▸ Exercise directions:
Quote the listing below in full and exactly as written, but omit every picture.

(Data excerpts)
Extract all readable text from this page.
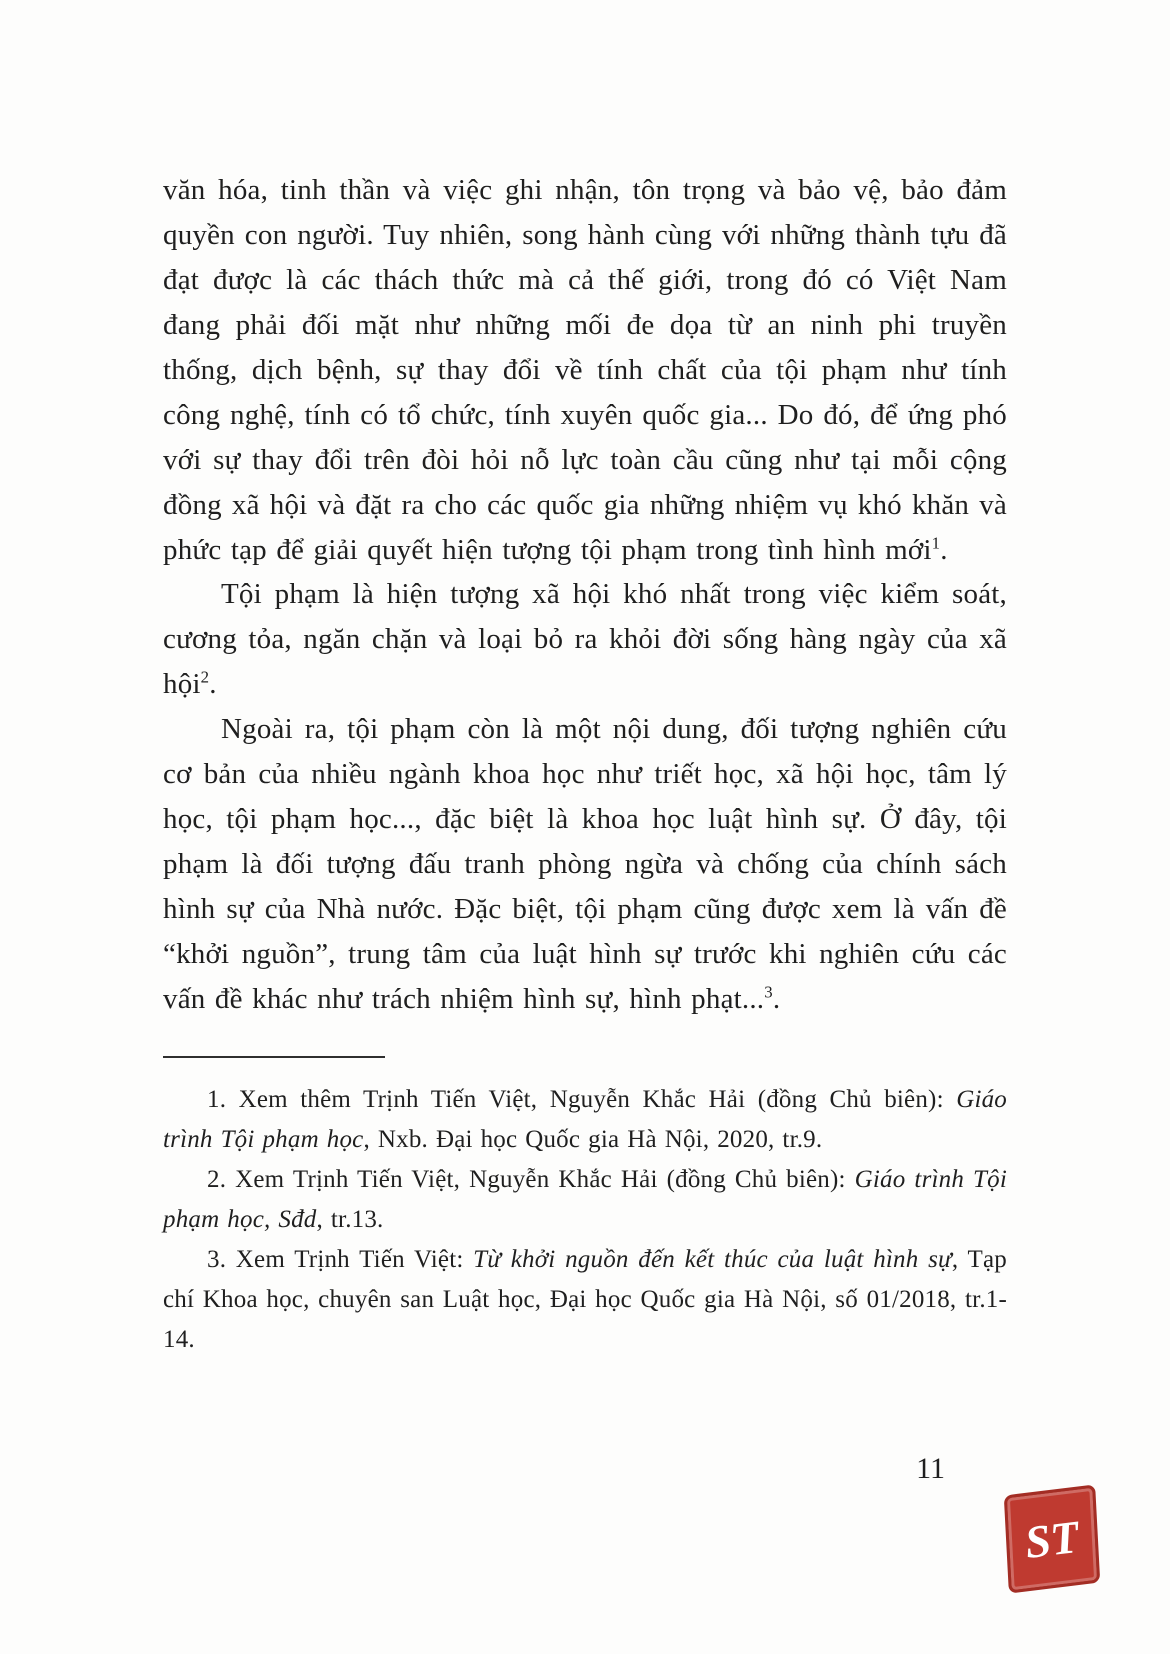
văn hóa, tinh thần và việc ghi nhận, tôn trọng và bảo vệ, bảo đảm quyền con người. Tuy nhiên, song hành cùng với những thành tựu đã đạt được là các thách thức mà cả thế giới, trong đó có Việt Nam đang phải đối mặt như những mối đe dọa từ an ninh phi truyền thống, dịch bệnh, sự thay đổi về tính chất của tội phạm như tính công nghệ, tính có tổ chức, tính xuyên quốc gia... Do đó, để ứng phó với sự thay đổi trên đòi hỏi nỗ lực toàn cầu cũng như tại mỗi cộng đồng xã hội và đặt ra cho các quốc gia những nhiệm vụ khó khăn và phức tạp để giải quyết hiện tượng tội phạm trong tình hình mới$^1$.

Tội phạm là hiện tượng xã hội khó nhất trong việc kiểm soát, cương tỏa, ngăn chặn và loại bỏ ra khỏi đời sống hàng ngày của xã hội$^2$.

Ngoài ra, tội phạm còn là một nội dung, đối tượng nghiên cứu cơ bản của nhiều ngành khoa học như triết học, xã hội học, tâm lý học, tội phạm học..., đặc biệt là khoa học luật hình sự. Ở đây, tội phạm là đối tượng đấu tranh phòng ngừa và chống của chính sách hình sự của Nhà nước. Đặc biệt, tội phạm cũng được xem là vấn đề “khởi nguồn”, trung tâm của luật hình sự trước khi nghiên cứu các vấn đề khác như trách nhiệm hình sự, hình phạt...$^3$.

1. Xem thêm Trịnh Tiến Việt, Nguyễn Khắc Hải (đồng Chủ biên): Giáo trình Tội phạm học, Nxb. Đại học Quốc gia Hà Nội, 2020, tr.9.

2. Xem Trịnh Tiến Việt, Nguyễn Khắc Hải (đồng Chủ biên): Giáo trình Tội phạm học, Sđd, tr.13.

3. Xem Trịnh Tiến Việt: Từ khởi nguồn đến kết thúc của luật hình sự, Tạp chí Khoa học, chuyên san Luật học, Đại học Quốc gia Hà Nội, số 01/2018, tr.1-14.

11
ST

▸ Reply:
Extract all readable text from this page.
văn hóa, tinh thần và việc ghi nhận, tôn trọng và bảo vệ, bảo đảm quyền con người. Tuy nhiên, song hành cùng với những thành tựu đã đạt được là các thách thức mà cả thế giới, trong đó có Việt Nam đang phải đối mặt như những mối đe dọa từ an ninh phi truyền thống, dịch bệnh, sự thay đổi về tính chất của tội phạm như tính công nghệ, tính có tổ chức, tính xuyên quốc gia... Do đó, để ứng phó với sự thay đổi trên đòi hỏi nỗ lực toàn cầu cũng như tại mỗi cộng đồng xã hội và đặt ra cho các quốc gia những nhiệm vụ khó khăn và phức tạp để giải quyết hiện tượng tội phạm trong tình hình mới$^1$.

Tội phạm là hiện tượng xã hội khó nhất trong việc kiểm soát, cương tỏa, ngăn chặn và loại bỏ ra khỏi đời sống hàng ngày của xã hội$^2$.

Ngoài ra, tội phạm còn là một nội dung, đối tượng nghiên cứu cơ bản của nhiều ngành khoa học như triết học, xã hội học, tâm lý học, tội phạm học..., đặc biệt là khoa học luật hình sự. Ở đây, tội phạm là đối tượng đấu tranh phòng ngừa và chống của chính sách hình sự của Nhà nước. Đặc biệt, tội phạm cũng được xem là vấn đề “khởi nguồn”, trung tâm của luật hình sự trước khi nghiên cứu các vấn đề khác như trách nhiệm hình sự, hình phạt...$^3$.

1. Xem thêm Trịnh Tiến Việt, Nguyễn Khắc Hải (đồng Chủ biên): Giáo trình Tội phạm học, Nxb. Đại học Quốc gia Hà Nội, 2020, tr.9.

2. Xem Trịnh Tiến Việt, Nguyễn Khắc Hải (đồng Chủ biên): Giáo trình Tội phạm học, Sđd, tr.13.

3. Xem Trịnh Tiến Việt: Từ khởi nguồn đến kết thúc của luật hình sự, Tạp chí Khoa học, chuyên san Luật học, Đại học Quốc gia Hà Nội, số 01/2018, tr.1-14.

11
ST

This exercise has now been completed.